## Try it
Give the passage of the Cornel Swen obituary from "By MEREDITH HINCHLIFFE" up to and including "his own studio.", changing each "Sydney" to "Melbourne".

--- Supplied text ---

Death of passionate Queanbeyan designer

Cornel Swen. Photo: Hiroe Swen

Cornelius (Cornel) Swen, born December 22, 1930, Randstad-Rotterdam, Netherlands. Died Canberra, April 14,  2022.

By MEREDITH HINCHLIFFE

WELL-known Queanbeyan graphic designer Cornel Swen has died. He was 91.

The Swen name is a familiar one in Australian artistic circles.

Cornel worked in the Netherlands, Asia, Sydney and Canberra, while Hiroe, his widow, is a highly esteemed ceramic artist and former Canberra Artist of the Year.

In 1951, Cornel emigrated to from Europe and began working as a freelance artist in Sydney. From 1952 to 1954 he was employed as designer-artist on magazine layouts at KG Murray Publishing in Sydney, continuing in a similar role with other companies for several years, while freelancing from his own studio.

He became an Australian citizen in 1961. He bought a block of land and commissioned an architect to plan a minimalist, modernist house with a flat roof. He invited his parents, who had also migrated to Australia, and his elder brother to come and live with him.

During this time that he was asked to design one of Harry Seidler’s trilingual books, both sharing a strong passion about design.

In 1965 Swen travelled to south-east Asia to work in advertising in Singapore. On a detour to Japan, he met Hiroe Takebe in Kyoto, and they were married in 1966. They stayed in Kyoto for two years for Hiroe’s parents to get to know him better.

The sculpture designed by Cornel for Sister City Park in Macquoid Street, Queanbeyan. Photo: Helen Musa

She had been running a small restaurant in the evenings, and his support enabled her to give this up and work full-time on the production of new ceramics for two solo shows, to be held in Australia. This is the first indication of Cornel’s total support for his wife’s artist career.

After their arrival, the had couple planned to stay in Sydney. However, Hiroe was offered a part time teaching position in Canberra, and Cornel was successful in his application for the position of an artist in the Department of Immigration.

They purchased a 22-hectare sheep farm on the outskirts of Canberra. They had always planned to own and manage an art gallery strictly on their own terms. Two years later, Cornel left the public service to begin more challenging projects, one of which was to complete a half-built house and add a gallery.

Hiroe’s inaugural exhibition at Pastoral Gallery was in 1973. Cornel continued to have exhibitions in Canberra, Sydney, Brisbane, and Melbourne. In 1986 a fire totally destroyed his studio, Hiroe’s parents’ flat and a major part of the gallery.

Two years later, the pair reopened the enlarged gallery with a joint exhibition of dye paintings and ceramics. They continued to have shows, both solo and joint, in Australia and overseas. In 1994, Cornel discontinued the dye-painting due to mounting health problems caused by the medium’s toxicity.

--- Source information ---

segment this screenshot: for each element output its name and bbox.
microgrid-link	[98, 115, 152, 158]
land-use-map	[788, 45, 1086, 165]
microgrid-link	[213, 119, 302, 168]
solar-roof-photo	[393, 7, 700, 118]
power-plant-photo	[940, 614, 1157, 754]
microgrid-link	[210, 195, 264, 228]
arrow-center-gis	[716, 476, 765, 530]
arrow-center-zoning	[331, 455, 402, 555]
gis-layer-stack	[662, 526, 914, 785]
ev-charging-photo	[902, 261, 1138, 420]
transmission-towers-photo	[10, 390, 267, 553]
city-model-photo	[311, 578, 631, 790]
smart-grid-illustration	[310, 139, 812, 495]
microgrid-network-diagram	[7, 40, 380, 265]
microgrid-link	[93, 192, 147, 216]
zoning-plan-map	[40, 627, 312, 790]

---

## Response box
By MEREDITH HINCHLIFFE

WELL-known Queanbeyan graphic designer Cornel Swen has died. He was 91.

The Swen name is a familiar one in Australian artistic circles.

Cornel worked in the Netherlands, Asia, Melbourne and Canberra, while Hiroe, his widow, is a highly esteemed ceramic artist and former Canberra Artist of the Year.

In 1951, Cornel emigrated to from Europe and began working as a freelance artist in Melbourne. From 1952 to 1954 he was employed as designer-artist on magazine layouts at KG Murray Publishing in Melbourne, continuing in a similar role with other companies for several years, while freelancing from his own studio.